# START OF Data for the task

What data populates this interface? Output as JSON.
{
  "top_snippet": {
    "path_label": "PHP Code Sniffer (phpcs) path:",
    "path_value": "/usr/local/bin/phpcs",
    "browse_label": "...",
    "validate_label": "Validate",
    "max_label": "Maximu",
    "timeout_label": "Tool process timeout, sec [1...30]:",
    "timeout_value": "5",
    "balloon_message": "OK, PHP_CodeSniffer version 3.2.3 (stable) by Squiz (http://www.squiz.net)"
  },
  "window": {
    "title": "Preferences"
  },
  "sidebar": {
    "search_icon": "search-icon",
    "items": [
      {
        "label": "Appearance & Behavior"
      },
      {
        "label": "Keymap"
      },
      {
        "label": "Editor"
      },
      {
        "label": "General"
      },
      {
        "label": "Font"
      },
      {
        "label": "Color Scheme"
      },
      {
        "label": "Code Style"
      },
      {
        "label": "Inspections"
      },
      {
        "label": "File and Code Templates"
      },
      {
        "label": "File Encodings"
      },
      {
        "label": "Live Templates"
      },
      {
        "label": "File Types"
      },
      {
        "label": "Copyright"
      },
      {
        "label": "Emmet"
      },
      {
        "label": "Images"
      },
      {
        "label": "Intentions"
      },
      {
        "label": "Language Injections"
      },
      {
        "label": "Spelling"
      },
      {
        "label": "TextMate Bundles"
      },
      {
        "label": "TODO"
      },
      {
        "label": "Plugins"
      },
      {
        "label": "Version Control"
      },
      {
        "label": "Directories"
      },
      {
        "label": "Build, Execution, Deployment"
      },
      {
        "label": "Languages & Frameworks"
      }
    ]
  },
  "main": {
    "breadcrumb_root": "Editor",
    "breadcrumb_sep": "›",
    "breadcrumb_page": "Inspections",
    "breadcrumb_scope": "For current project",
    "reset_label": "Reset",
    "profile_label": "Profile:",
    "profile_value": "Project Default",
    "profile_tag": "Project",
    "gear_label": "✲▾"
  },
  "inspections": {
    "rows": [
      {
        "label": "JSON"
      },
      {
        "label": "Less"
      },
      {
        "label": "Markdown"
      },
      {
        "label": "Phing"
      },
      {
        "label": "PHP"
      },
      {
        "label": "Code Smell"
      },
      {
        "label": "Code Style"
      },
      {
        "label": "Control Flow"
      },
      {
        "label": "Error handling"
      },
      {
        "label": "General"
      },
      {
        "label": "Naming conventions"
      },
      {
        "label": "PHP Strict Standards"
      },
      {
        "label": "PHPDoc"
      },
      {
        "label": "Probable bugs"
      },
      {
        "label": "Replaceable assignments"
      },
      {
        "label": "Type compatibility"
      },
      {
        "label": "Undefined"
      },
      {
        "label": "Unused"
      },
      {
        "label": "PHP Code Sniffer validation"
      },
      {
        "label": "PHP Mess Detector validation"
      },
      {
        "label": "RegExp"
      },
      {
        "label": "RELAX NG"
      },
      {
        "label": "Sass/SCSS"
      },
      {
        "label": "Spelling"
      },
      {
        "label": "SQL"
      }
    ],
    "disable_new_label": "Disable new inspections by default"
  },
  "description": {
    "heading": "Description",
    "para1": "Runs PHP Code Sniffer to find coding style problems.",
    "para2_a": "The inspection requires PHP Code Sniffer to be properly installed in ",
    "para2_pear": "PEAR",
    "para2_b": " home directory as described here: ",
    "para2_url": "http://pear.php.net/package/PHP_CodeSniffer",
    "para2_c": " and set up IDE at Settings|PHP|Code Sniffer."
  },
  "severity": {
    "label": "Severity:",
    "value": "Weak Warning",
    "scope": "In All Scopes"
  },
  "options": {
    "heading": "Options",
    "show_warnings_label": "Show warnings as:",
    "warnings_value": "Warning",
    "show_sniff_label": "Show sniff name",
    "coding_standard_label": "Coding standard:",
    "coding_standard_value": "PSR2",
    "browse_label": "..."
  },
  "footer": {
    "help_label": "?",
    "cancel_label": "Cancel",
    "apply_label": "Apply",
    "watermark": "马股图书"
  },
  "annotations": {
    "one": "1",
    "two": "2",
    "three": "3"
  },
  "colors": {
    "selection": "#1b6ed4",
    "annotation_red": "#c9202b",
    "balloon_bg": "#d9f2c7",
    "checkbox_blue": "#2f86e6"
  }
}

# END OF Data for the task

Return only those lines of the records that contain the string "Control".

        "label": "Version Control"
        "label": "Control Flow"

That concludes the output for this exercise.